(begin)

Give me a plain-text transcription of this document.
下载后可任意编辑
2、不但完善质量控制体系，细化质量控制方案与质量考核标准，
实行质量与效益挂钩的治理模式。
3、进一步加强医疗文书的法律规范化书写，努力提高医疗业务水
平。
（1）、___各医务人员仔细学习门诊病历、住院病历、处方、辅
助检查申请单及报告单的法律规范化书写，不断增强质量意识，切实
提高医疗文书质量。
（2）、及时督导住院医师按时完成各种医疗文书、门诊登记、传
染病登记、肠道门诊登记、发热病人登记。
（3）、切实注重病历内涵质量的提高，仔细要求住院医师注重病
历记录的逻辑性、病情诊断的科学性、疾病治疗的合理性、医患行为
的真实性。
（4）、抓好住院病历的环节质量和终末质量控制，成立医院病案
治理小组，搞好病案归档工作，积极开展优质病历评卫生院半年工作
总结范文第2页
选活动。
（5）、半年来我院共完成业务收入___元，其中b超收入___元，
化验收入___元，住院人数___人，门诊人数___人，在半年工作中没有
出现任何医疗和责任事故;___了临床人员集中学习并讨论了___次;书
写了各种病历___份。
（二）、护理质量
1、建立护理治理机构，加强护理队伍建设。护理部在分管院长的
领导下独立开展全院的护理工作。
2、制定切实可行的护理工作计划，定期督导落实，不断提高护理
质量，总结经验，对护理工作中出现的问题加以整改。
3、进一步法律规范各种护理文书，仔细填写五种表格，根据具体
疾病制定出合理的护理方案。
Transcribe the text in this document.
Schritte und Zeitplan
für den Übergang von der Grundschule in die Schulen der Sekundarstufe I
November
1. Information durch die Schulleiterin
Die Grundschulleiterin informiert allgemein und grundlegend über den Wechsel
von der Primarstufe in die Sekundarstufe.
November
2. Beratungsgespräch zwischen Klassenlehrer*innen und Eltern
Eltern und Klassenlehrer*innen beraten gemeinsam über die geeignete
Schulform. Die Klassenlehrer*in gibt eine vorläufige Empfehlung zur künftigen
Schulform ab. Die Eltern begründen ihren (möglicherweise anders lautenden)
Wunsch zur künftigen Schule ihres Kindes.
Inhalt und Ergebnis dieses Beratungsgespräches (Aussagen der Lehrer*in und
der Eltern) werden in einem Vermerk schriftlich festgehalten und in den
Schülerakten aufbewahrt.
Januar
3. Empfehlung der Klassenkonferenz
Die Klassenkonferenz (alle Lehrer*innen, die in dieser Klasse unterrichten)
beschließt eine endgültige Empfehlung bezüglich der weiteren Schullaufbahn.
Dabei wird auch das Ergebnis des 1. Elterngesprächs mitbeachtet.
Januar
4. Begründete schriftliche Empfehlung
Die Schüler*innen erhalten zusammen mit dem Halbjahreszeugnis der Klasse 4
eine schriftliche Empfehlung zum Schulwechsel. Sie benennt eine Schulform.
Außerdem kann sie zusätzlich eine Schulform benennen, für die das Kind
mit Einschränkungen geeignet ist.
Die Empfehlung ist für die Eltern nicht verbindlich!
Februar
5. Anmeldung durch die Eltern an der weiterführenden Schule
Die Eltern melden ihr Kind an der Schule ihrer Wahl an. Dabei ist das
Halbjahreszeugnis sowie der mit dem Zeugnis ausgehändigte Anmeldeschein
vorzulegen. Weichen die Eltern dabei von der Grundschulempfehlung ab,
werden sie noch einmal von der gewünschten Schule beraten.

(end)

Work required:
Show the lines that mention the word "document".

Solution to this exercise:
Give me a plain-text transcription of this document.
Transcribe the text in this document.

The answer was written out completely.